→ **WRITTEN REQUEST**
Output the full listing word for word.

* begin *

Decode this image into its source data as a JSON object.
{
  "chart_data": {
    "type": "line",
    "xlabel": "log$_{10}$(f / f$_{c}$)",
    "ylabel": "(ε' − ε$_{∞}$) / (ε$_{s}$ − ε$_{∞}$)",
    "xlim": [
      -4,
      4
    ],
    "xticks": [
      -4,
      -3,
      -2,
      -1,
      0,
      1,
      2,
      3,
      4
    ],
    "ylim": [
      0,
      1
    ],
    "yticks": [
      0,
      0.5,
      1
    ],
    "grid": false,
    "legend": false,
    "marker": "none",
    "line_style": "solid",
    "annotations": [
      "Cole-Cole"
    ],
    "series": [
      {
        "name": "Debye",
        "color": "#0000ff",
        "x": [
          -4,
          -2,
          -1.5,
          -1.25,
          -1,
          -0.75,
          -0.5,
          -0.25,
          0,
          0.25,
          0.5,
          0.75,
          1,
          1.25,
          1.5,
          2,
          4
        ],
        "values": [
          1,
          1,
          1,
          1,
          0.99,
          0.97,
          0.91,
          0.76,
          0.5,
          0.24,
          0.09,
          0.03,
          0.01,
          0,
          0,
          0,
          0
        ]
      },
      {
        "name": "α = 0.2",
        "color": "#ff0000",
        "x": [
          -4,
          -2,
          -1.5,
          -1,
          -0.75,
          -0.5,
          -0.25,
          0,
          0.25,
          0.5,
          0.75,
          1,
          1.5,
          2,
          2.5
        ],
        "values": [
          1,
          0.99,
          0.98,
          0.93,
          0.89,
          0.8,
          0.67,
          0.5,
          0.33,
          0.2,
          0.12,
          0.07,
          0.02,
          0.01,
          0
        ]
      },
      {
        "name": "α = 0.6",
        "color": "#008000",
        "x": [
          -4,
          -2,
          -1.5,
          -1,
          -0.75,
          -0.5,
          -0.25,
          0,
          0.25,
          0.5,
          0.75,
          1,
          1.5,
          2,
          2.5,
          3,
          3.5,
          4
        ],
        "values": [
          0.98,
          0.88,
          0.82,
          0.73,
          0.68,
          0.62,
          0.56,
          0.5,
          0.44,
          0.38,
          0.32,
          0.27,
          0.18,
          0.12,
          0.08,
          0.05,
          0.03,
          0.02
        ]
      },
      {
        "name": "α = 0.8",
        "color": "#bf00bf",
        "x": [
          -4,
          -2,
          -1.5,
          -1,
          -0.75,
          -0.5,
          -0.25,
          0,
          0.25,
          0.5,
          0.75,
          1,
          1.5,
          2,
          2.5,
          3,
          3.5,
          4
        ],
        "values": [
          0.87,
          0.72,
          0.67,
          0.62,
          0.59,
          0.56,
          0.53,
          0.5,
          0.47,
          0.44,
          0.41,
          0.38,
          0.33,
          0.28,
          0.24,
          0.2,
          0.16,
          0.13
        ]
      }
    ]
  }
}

* end *

→ **EXERCISE RESPONSE**
Decode this image into its source data as a JSON object.
{
  "chart_data": {
    "type": "line",
    "xlabel": "log$_{10}$(f / f$_{c}$)",
    "ylabel": "(ε' − ε$_{∞}$) / (ε$_{s}$ − ε$_{∞}$)",
    "xlim": [
      -4,
      4
    ],
    "xticks": [
      -4,
      -3,
      -2,
      -1,
      0,
      1,
      2,
      3,
      4
    ],
    "ylim": [
      0,
      1
    ],
    "yticks": [
      0,
      0.5,
      1
    ],
    "grid": false,
    "legend": false,
    "marker": "none",
    "line_style": "solid",
    "annotations": [
      "Cole-Cole"
    ],
    "series": [
      {
        "name": "Debye",
        "color": "#0000ff",
        "x": [
          -4,
          -2,
          -1.5,
          -1.25,
          -1,
          -0.75,
          -0.5,
          -0.25,
          0,
          0.25,
          0.5,
          0.75,
          1,
          1.25,
          1.5,
          2,
          4
        ],
        "values": [
          1,
          1,
          1,
          1,
          0.99,
          0.97,
          0.91,
          0.76,
          0.5,
          0.24,
          0.09,
          0.03,
          0.01,
          0,
          0,
          0,
          0
        ]
      },
      {
        "name": "α = 0.2",
        "color": "#ff0000",
        "x": [
          -4,
          -2,
          -1.5,
          -1,
          -0.75,
          -0.5,
          -0.25,
          0,
          0.25,
          0.5,
          0.75,
          1,
          1.5,
          2,
          2.5
        ],
        "values": [
          1,
          0.99,
          0.98,
          0.93,
          0.89,
          0.8,
          0.67,
          0.5,
          0.33,
          0.2,
          0.12,
          0.07,
          0.02,
          0.01,
          0
        ]
      },
      {
        "name": "α = 0.6",
        "color": "#008000",
        "x": [
          -4,
          -2,
          -1.5,
          -1,
          -0.75,
          -0.5,
          -0.25,
          0,
          0.25,
          0.5,
          0.75,
          1,
          1.5,
          2,
          2.5,
          3,
          3.5,
          4
        ],
        "values": [
          0.98,
          0.88,
          0.82,
          0.73,
          0.68,
          0.62,
          0.56,
          0.5,
          0.44,
          0.38,
          0.32,
          0.27,
          0.18,
          0.12,
          0.08,
          0.05,
          0.03,
          0.02
        ]
      },
      {
        "name": "α = 0.8",
        "color": "#bf00bf",
        "x": [
          -4,
          -2,
          -1.5,
          -1,
          -0.75,
          -0.5,
          -0.25,
          0,
          0.25,
          0.5,
          0.75,
          1,
          1.5,
          2,
          2.5,
          3,
          3.5,
          4
        ],
        "values": [
          0.87,
          0.72,
          0.67,
          0.62,
          0.59,
          0.56,
          0.53,
          0.5,
          0.47,
          0.44,
          0.41,
          0.38,
          0.33,
          0.28,
          0.24,
          0.2,
          0.16,
          0.13
        ]
      }
    ]
  }
}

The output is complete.